* Problem to solve:
Restate all of the entries exactly, dropping any pictures they hold.

* * *

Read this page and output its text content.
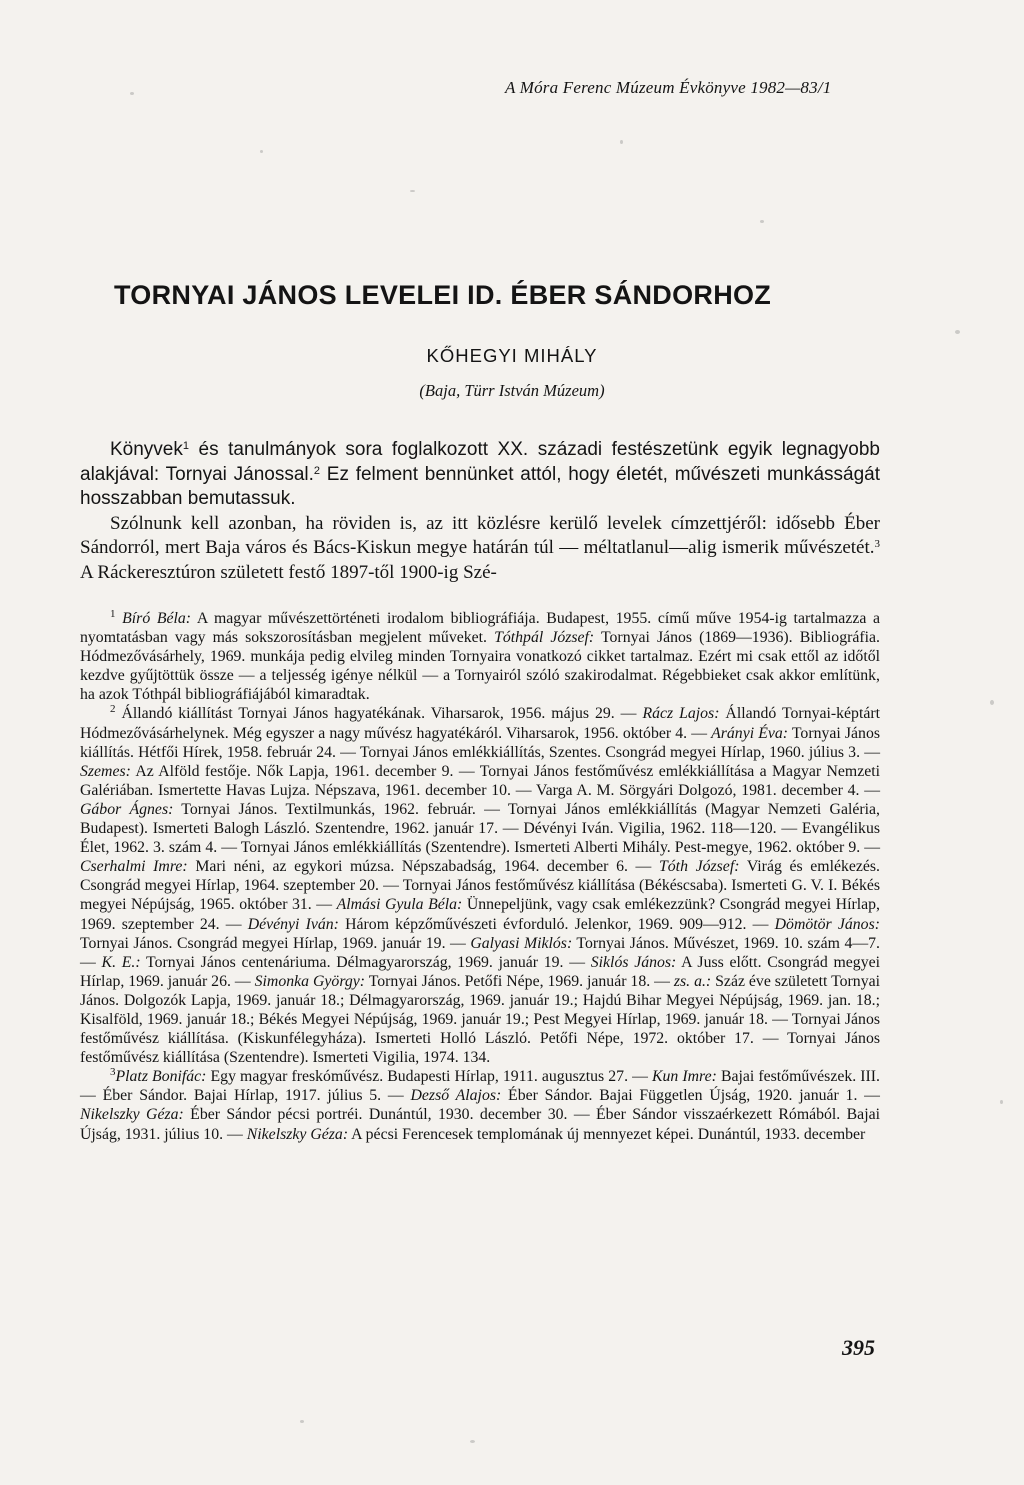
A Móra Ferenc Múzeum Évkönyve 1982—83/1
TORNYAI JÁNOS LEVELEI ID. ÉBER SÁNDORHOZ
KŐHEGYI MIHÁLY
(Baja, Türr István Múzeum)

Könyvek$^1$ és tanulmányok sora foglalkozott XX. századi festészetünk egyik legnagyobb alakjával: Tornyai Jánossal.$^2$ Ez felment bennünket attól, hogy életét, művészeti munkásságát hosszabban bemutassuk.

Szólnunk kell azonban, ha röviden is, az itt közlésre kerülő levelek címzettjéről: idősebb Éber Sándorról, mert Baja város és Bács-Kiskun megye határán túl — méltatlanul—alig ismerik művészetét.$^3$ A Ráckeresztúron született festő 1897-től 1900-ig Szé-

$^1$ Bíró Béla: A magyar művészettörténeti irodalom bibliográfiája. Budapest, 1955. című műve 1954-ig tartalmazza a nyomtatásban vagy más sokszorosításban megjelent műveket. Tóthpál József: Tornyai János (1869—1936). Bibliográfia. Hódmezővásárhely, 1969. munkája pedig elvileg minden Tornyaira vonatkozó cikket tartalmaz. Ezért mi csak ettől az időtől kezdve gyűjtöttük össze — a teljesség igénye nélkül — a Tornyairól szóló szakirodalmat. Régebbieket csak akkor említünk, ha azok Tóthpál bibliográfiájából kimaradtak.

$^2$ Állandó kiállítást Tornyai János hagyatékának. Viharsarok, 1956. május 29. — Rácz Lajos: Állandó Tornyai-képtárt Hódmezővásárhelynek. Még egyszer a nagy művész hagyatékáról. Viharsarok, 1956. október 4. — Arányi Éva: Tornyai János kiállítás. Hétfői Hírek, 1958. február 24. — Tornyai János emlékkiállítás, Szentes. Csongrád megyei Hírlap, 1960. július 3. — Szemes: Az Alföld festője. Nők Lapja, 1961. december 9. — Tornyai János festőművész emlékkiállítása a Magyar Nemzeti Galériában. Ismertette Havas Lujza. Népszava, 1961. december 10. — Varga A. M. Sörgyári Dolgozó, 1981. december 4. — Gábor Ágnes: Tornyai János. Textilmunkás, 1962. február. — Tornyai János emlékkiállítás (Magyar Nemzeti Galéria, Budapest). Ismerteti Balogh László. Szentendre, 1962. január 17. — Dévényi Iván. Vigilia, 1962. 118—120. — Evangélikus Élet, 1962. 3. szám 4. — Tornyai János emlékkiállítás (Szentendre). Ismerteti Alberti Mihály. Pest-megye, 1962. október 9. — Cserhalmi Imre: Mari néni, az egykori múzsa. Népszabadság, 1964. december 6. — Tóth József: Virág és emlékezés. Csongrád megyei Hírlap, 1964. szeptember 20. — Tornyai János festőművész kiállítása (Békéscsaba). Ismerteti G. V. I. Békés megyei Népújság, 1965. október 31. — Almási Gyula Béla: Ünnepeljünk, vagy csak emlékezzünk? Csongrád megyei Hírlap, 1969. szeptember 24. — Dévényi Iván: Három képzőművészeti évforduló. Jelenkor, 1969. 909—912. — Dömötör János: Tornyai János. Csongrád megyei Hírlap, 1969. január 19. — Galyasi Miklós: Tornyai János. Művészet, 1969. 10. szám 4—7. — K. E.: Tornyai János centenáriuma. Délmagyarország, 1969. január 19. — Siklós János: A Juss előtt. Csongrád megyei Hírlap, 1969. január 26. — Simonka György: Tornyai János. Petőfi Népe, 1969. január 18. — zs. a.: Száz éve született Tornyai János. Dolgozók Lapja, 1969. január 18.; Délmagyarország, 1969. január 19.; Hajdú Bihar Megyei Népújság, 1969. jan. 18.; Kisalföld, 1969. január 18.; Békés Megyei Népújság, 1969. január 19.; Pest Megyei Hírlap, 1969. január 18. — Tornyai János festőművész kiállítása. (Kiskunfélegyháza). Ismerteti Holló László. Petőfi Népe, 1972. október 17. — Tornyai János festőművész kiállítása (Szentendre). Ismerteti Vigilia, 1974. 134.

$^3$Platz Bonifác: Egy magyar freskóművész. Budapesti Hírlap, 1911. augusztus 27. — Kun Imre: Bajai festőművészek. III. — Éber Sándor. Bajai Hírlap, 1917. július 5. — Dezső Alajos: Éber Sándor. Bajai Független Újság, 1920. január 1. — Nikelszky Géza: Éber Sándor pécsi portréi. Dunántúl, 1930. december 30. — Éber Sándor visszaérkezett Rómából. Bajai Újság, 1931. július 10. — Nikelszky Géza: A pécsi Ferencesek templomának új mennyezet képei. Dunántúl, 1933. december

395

* * *

* Solution to this problem:
Read this page and output its text content.
A Móra Ferenc Múzeum Évkönyve 1982—83/1
TORNYAI JÁNOS LEVELEI ID. ÉBER SÁNDORHOZ
KŐHEGYI MIHÁLY
(Baja, Türr István Múzeum)

Könyvek$^1$ és tanulmányok sora foglalkozott XX. századi festészetünk egyik legnagyobb alakjával: Tornyai Jánossal.$^2$ Ez felment bennünket attól, hogy életét, művészeti munkásságát hosszabban bemutassuk.

Szólnunk kell azonban, ha röviden is, az itt közlésre kerülő levelek címzettjéről: idősebb Éber Sándorról, mert Baja város és Bács-Kiskun megye határán túl — méltatlanul—alig ismerik művészetét.$^3$ A Ráckeresztúron született festő 1897-től 1900-ig Szé-

$^1$ Bíró Béla: A magyar művészettörténeti irodalom bibliográfiája. Budapest, 1955. című műve 1954-ig tartalmazza a nyomtatásban vagy más sokszorosításban megjelent műveket. Tóthpál József: Tornyai János (1869—1936). Bibliográfia. Hódmezővásárhely, 1969. munkája pedig elvileg minden Tornyaira vonatkozó cikket tartalmaz. Ezért mi csak ettől az időtől kezdve gyűjtöttük össze — a teljesség igénye nélkül — a Tornyairól szóló szakirodalmat. Régebbieket csak akkor említünk, ha azok Tóthpál bibliográfiájából kimaradtak.

$^2$ Állandó kiállítást Tornyai János hagyatékának. Viharsarok, 1956. május 29. — Rácz Lajos: Állandó Tornyai-képtárt Hódmezővásárhelynek. Még egyszer a nagy művész hagyatékáról. Viharsarok, 1956. október 4. — Arányi Éva: Tornyai János kiállítás. Hétfői Hírek, 1958. február 24. — Tornyai János emlékkiállítás, Szentes. Csongrád megyei Hírlap, 1960. július 3. — Szemes: Az Alföld festője. Nők Lapja, 1961. december 9. — Tornyai János festőművész emlékkiállítása a Magyar Nemzeti Galériában. Ismertette Havas Lujza. Népszava, 1961. december 10. — Varga A. M. Sörgyári Dolgozó, 1981. december 4. — Gábor Ágnes: Tornyai János. Textilmunkás, 1962. február. — Tornyai János emlékkiállítás (Magyar Nemzeti Galéria, Budapest). Ismerteti Balogh László. Szentendre, 1962. január 17. — Dévényi Iván. Vigilia, 1962. 118—120. — Evangélikus Élet, 1962. 3. szám 4. — Tornyai János emlékkiállítás (Szentendre). Ismerteti Alberti Mihály. Pest-megye, 1962. október 9. — Cserhalmi Imre: Mari néni, az egykori múzsa. Népszabadság, 1964. december 6. — Tóth József: Virág és emlékezés. Csongrád megyei Hírlap, 1964. szeptember 20. — Tornyai János festőművész kiállítása (Békéscsaba). Ismerteti G. V. I. Békés megyei Népújság, 1965. október 31. — Almási Gyula Béla: Ünnepeljünk, vagy csak emlékezzünk? Csongrád megyei Hírlap, 1969. szeptember 24. — Dévényi Iván: Három képzőművészeti évforduló. Jelenkor, 1969. 909—912. — Dömötör János: Tornyai János. Csongrád megyei Hírlap, 1969. január 19. — Galyasi Miklós: Tornyai János. Művészet, 1969. 10. szám 4—7. — K. E.: Tornyai János centenáriuma. Délmagyarország, 1969. január 19. — Siklós János: A Juss előtt. Csongrád megyei Hírlap, 1969. január 26. — Simonka György: Tornyai János. Petőfi Népe, 1969. január 18. — zs. a.: Száz éve született Tornyai János. Dolgozók Lapja, 1969. január 18.; Délmagyarország, 1969. január 19.; Hajdú Bihar Megyei Népújság, 1969. jan. 18.; Kisalföld, 1969. január 18.; Békés Megyei Népújság, 1969. január 19.; Pest Megyei Hírlap, 1969. január 18. — Tornyai János festőművész kiállítása. (Kiskunfélegyháza). Ismerteti Holló László. Petőfi Népe, 1972. október 17. — Tornyai János festőművész kiállítása (Szentendre). Ismerteti Vigilia, 1974. 134.

$^3$Platz Bonifác: Egy magyar freskóművész. Budapesti Hírlap, 1911. augusztus 27. — Kun Imre: Bajai festőművészek. III. — Éber Sándor. Bajai Hírlap, 1917. július 5. — Dezső Alajos: Éber Sándor. Bajai Független Újság, 1920. január 1. — Nikelszky Géza: Éber Sándor pécsi portréi. Dunántúl, 1930. december 30. — Éber Sándor visszaérkezett Rómából. Bajai Újság, 1931. július 10. — Nikelszky Géza: A pécsi Ferencesek templomának új mennyezet képei. Dunántúl, 1933. december

395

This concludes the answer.